>> START Records to process

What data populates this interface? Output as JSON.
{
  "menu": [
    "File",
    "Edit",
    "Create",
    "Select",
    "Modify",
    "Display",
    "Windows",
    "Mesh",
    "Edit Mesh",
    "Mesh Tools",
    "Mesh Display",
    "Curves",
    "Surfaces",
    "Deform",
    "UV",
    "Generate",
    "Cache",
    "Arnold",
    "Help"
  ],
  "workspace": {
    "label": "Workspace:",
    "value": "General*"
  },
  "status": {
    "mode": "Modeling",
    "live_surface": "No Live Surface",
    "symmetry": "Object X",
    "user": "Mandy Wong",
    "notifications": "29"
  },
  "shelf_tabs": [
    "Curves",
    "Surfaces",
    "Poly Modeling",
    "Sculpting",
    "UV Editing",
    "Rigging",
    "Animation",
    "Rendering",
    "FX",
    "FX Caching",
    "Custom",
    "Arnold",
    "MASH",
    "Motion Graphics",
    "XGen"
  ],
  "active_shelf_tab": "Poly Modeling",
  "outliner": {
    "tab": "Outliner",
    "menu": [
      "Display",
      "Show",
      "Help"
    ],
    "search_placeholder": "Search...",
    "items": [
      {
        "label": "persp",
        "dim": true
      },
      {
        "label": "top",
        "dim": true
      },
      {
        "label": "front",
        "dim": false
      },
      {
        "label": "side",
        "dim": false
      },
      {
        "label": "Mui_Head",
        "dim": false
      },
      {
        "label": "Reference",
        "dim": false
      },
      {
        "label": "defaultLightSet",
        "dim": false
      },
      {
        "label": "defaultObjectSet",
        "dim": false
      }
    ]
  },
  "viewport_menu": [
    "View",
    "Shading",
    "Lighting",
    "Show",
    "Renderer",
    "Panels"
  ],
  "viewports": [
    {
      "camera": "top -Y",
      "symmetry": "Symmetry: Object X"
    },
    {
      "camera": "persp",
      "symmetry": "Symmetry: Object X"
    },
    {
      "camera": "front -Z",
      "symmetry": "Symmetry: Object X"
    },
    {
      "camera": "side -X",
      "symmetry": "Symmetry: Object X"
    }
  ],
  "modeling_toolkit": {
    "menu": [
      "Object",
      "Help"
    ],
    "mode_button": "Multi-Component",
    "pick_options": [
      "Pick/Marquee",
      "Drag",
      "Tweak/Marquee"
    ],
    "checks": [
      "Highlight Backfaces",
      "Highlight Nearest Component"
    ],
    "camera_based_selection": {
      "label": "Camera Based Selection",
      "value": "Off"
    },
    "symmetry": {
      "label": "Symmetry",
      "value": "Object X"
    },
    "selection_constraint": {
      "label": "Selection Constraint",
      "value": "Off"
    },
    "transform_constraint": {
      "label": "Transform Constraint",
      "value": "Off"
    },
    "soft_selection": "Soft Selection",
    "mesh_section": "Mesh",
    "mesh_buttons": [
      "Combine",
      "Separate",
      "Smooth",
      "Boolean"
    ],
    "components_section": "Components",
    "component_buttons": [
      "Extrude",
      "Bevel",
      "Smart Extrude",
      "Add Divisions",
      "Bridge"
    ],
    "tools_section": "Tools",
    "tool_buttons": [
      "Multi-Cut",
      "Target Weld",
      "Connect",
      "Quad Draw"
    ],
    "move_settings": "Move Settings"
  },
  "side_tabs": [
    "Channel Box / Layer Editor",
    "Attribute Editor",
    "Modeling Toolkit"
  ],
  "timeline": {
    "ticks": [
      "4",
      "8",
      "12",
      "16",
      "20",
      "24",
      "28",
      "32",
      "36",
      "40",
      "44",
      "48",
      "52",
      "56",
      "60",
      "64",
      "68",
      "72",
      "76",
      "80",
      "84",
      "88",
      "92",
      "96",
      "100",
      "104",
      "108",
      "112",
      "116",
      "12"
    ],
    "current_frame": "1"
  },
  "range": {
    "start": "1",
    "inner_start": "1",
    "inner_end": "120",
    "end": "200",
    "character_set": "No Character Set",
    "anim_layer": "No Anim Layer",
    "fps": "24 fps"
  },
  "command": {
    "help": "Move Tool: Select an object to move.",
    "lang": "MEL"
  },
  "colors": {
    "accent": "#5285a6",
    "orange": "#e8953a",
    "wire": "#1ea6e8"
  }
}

>> END Records to process

What you will do: Send back each record exactly as it stands.

The result:
What data populates this interface? Output as JSON.
{
  "menu": [
    "File",
    "Edit",
    "Create",
    "Select",
    "Modify",
    "Display",
    "Windows",
    "Mesh",
    "Edit Mesh",
    "Mesh Tools",
    "Mesh Display",
    "Curves",
    "Surfaces",
    "Deform",
    "UV",
    "Generate",
    "Cache",
    "Arnold",
    "Help"
  ],
  "workspace": {
    "label": "Workspace:",
    "value": "General*"
  },
  "status": {
    "mode": "Modeling",
    "live_surface": "No Live Surface",
    "symmetry": "Object X",
    "user": "Mandy Wong",
    "notifications": "29"
  },
  "shelf_tabs": [
    "Curves",
    "Surfaces",
    "Poly Modeling",
    "Sculpting",
    "UV Editing",
    "Rigging",
    "Animation",
    "Rendering",
    "FX",
    "FX Caching",
    "Custom",
    "Arnold",
    "MASH",
    "Motion Graphics",
    "XGen"
  ],
  "active_shelf_tab": "Poly Modeling",
  "outliner": {
    "tab": "Outliner",
    "menu": [
      "Display",
      "Show",
      "Help"
    ],
    "search_placeholder": "Search...",
    "items": [
      {
        "label": "persp",
        "dim": true
      },
      {
        "label": "top",
        "dim": true
      },
      {
        "label": "front",
        "dim": false
      },
      {
        "label": "side",
        "dim": false
      },
      {
        "label": "Mui_Head",
        "dim": false
      },
      {
        "label": "Reference",
        "dim": false
      },
      {
        "label": "defaultLightSet",
        "dim": false
      },
      {
        "label": "defaultObjectSet",
        "dim": false
      }
    ]
  },
  "viewport_menu": [
    "View",
    "Shading",
    "Lighting",
    "Show",
    "Renderer",
    "Panels"
  ],
  "viewports": [
    {
      "camera": "top -Y",
      "symmetry": "Symmetry: Object X"
    },
    {
      "camera": "persp",
      "symmetry": "Symmetry: Object X"
    },
    {
      "camera": "front -Z",
      "symmetry": "Symmetry: Object X"
    },
    {
      "camera": "side -X",
      "symmetry": "Symmetry: Object X"
    }
  ],
  "modeling_toolkit": {
    "menu": [
      "Object",
      "Help"
    ],
    "mode_button": "Multi-Component",
    "pick_options": [
      "Pick/Marquee",
      "Drag",
      "Tweak/Marquee"
    ],
    "checks": [
      "Highlight Backfaces",
      "Highlight Nearest Component"
    ],
    "camera_based_selection": {
      "label": "Camera Based Selection",
      "value": "Off"
    },
    "symmetry": {
      "label": "Symmetry",
      "value": "Object X"
    },
    "selection_constraint": {
      "label": "Selection Constraint",
      "value": "Off"
    },
    "transform_constraint": {
      "label": "Transform Constraint",
      "value": "Off"
    },
    "soft_selection": "Soft Selection",
    "mesh_section": "Mesh",
    "mesh_buttons": [
      "Combine",
      "Separate",
      "Smooth",
      "Boolean"
    ],
    "components_section": "Components",
    "component_buttons": [
      "Extrude",
      "Bevel",
      "Smart Extrude",
      "Add Divisions",
      "Bridge"
    ],
    "tools_section": "Tools",
    "tool_buttons": [
      "Multi-Cut",
      "Target Weld",
      "Connect",
      "Quad Draw"
    ],
    "move_settings": "Move Settings"
  },
  "side_tabs": [
    "Channel Box / Layer Editor",
    "Attribute Editor",
    "Modeling Toolkit"
  ],
  "timeline": {
    "ticks": [
      "4",
      "8",
      "12",
      "16",
      "20",
      "24",
      "28",
      "32",
      "36",
      "40",
      "44",
      "48",
      "52",
      "56",
      "60",
      "64",
      "68",
      "72",
      "76",
      "80",
      "84",
      "88",
      "92",
      "96",
      "100",
      "104",
      "108",
      "112",
      "116",
      "12"
    ],
    "current_frame": "1"
  },
  "range": {
    "start": "1",
    "inner_start": "1",
    "inner_end": "120",
    "end": "200",
    "character_set": "No Character Set",
    "anim_layer": "No Anim Layer",
    "fps": "24 fps"
  },
  "command": {
    "help": "Move Tool: Select an object to move.",
    "lang": "MEL"
  },
  "colors": {
    "accent": "#5285a6",
    "orange": "#e8953a",
    "wire": "#1ea6e8"
  }
}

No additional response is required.